■ Task instructions ■
Transcribe the data in full and exactly, omitting any pictures.

#### Provided material

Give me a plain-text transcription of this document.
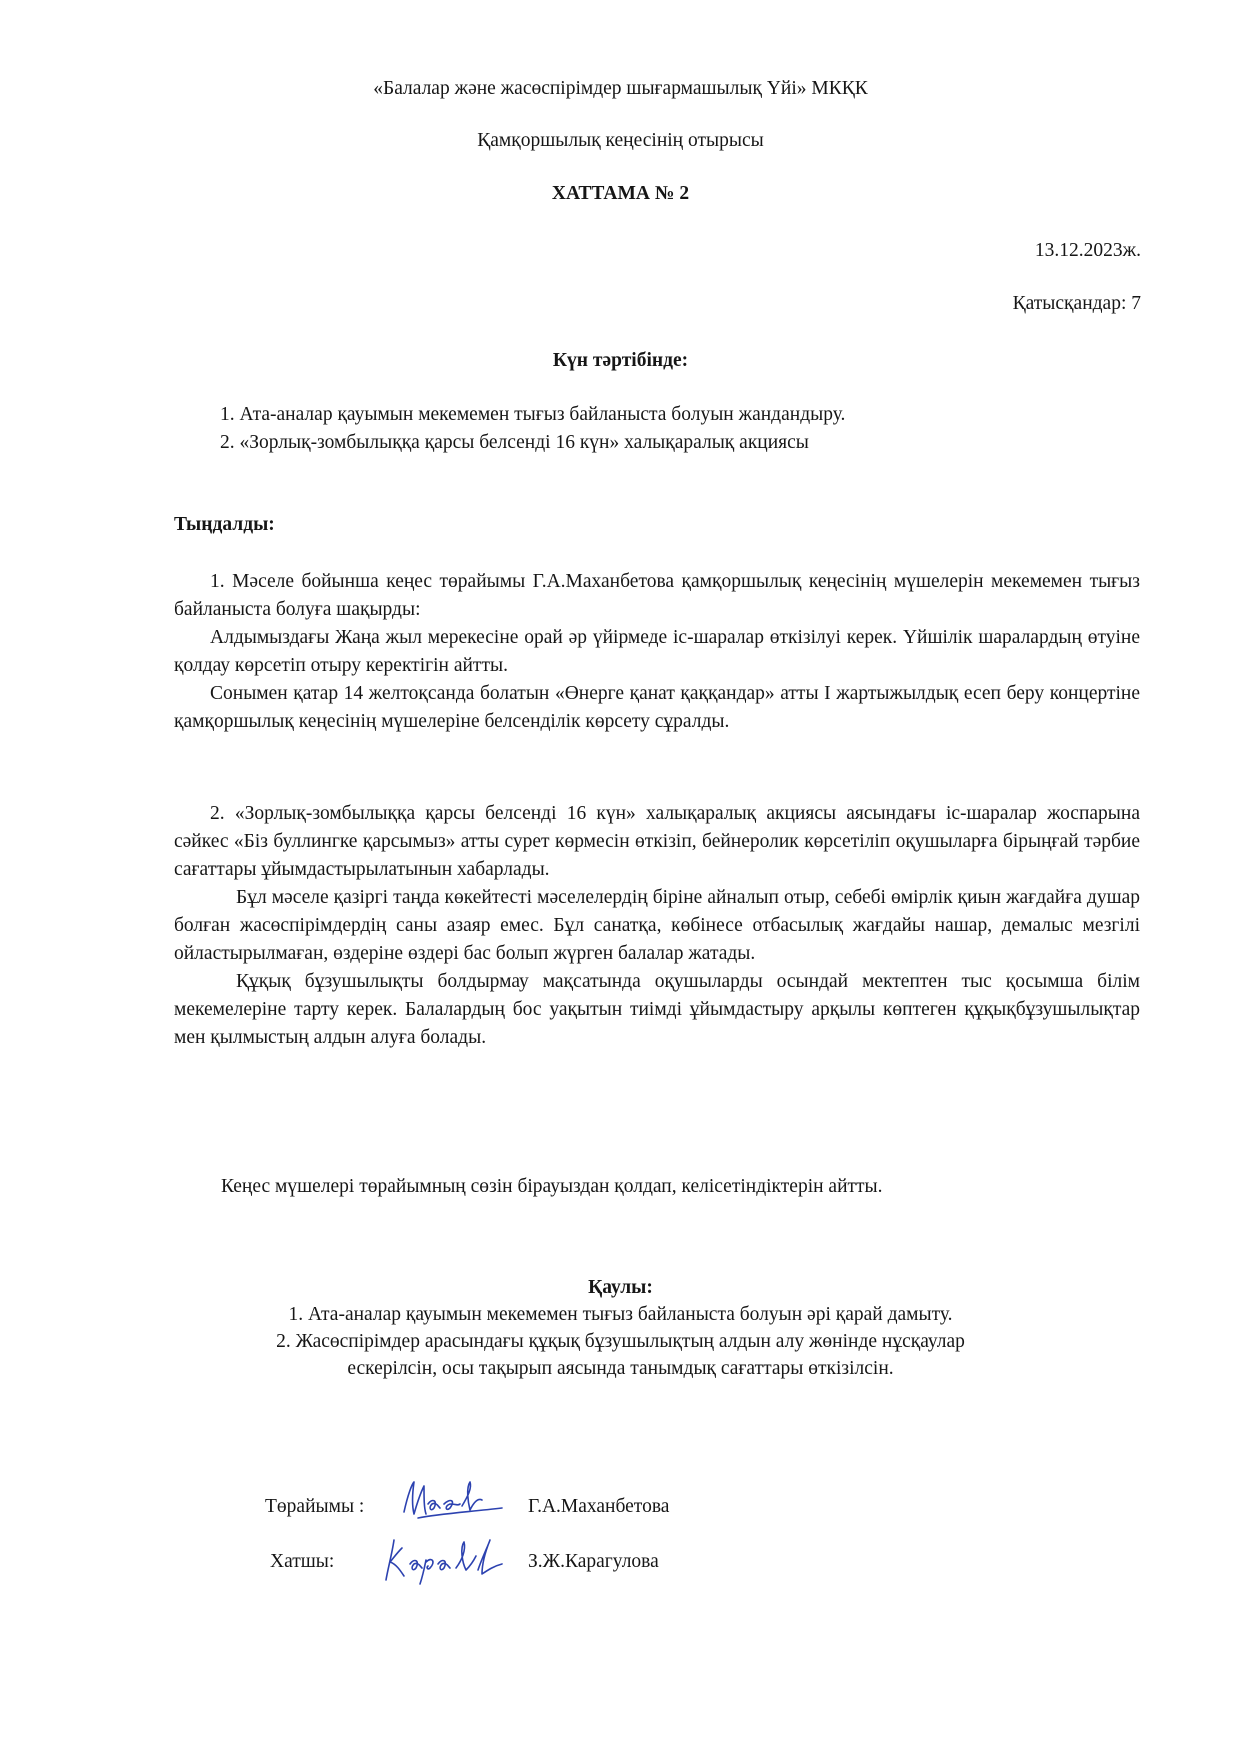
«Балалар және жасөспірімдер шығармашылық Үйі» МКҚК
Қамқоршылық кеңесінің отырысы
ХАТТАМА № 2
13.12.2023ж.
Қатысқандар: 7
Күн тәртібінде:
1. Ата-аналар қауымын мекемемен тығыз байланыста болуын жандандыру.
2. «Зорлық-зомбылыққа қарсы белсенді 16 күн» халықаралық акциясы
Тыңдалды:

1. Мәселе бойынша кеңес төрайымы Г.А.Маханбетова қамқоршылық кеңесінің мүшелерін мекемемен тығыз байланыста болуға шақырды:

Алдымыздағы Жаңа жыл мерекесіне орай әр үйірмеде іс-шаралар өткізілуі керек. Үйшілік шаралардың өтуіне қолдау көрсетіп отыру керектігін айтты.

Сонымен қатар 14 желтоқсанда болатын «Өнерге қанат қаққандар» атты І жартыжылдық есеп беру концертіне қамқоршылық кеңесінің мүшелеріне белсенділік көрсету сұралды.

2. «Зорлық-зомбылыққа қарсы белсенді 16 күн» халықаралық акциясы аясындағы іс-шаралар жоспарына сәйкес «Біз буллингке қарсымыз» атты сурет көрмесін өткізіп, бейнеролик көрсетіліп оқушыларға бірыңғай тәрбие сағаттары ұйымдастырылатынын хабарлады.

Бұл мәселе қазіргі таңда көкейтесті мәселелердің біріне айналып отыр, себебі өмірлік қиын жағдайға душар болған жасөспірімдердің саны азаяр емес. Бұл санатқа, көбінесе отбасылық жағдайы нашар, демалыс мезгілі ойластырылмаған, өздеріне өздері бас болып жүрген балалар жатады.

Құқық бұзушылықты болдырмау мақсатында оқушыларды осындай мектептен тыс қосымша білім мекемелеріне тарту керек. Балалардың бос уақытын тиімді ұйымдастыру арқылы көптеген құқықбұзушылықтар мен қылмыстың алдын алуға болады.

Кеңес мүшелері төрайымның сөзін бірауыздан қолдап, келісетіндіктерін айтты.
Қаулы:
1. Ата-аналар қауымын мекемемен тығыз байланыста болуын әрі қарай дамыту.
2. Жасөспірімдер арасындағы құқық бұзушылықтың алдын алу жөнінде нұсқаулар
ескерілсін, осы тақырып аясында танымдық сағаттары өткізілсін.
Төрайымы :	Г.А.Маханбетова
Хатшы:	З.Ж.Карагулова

########

■ Result of the exercise ■
Give me a plain-text transcription of this document.
«Балалар және жасөспірімдер шығармашылық Үйі» МКҚК
Қамқоршылық кеңесінің отырысы
ХАТТАМА № 2
13.12.2023ж.
Қатысқандар: 7
Күн тәртібінде:
1. Ата-аналар қауымын мекемемен тығыз байланыста болуын жандандыру.
2. «Зорлық-зомбылыққа қарсы белсенді 16 күн» халықаралық акциясы
Тыңдалды:

1. Мәселе бойынша кеңес төрайымы Г.А.Маханбетова қамқоршылық кеңесінің мүшелерін мекемемен тығыз байланыста болуға шақырды:

Алдымыздағы Жаңа жыл мерекесіне орай әр үйірмеде іс-шаралар өткізілуі керек. Үйшілік шаралардың өтуіне қолдау көрсетіп отыру керектігін айтты.

Сонымен қатар 14 желтоқсанда болатын «Өнерге қанат қаққандар» атты І жартыжылдық есеп беру концертіне қамқоршылық кеңесінің мүшелеріне белсенділік көрсету сұралды.

2. «Зорлық-зомбылыққа қарсы белсенді 16 күн» халықаралық акциясы аясындағы іс-шаралар жоспарына сәйкес «Біз буллингке қарсымыз» атты сурет көрмесін өткізіп, бейнеролик көрсетіліп оқушыларға бірыңғай тәрбие сағаттары ұйымдастырылатынын хабарлады.

Бұл мәселе қазіргі таңда көкейтесті мәселелердің біріне айналып отыр, себебі өмірлік қиын жағдайға душар болған жасөспірімдердің саны азаяр емес. Бұл санатқа, көбінесе отбасылық жағдайы нашар, демалыс мезгілі ойластырылмаған, өздеріне өздері бас болып жүрген балалар жатады.

Құқық бұзушылықты болдырмау мақсатында оқушыларды осындай мектептен тыс қосымша білім мекемелеріне тарту керек. Балалардың бос уақытын тиімді ұйымдастыру арқылы көптеген құқықбұзушылықтар мен қылмыстың алдын алуға болады.

Кеңес мүшелері төрайымның сөзін бірауыздан қолдап, келісетіндіктерін айтты.
Қаулы:
1. Ата-аналар қауымын мекемемен тығыз байланыста болуын әрі қарай дамыту.
2. Жасөспірімдер арасындағы құқық бұзушылықтың алдын алу жөнінде нұсқаулар
ескерілсін, осы тақырып аясында танымдық сағаттары өткізілсін.
Төрайымы :	Г.А.Маханбетова
Хатшы:	З.Ж.Карагулова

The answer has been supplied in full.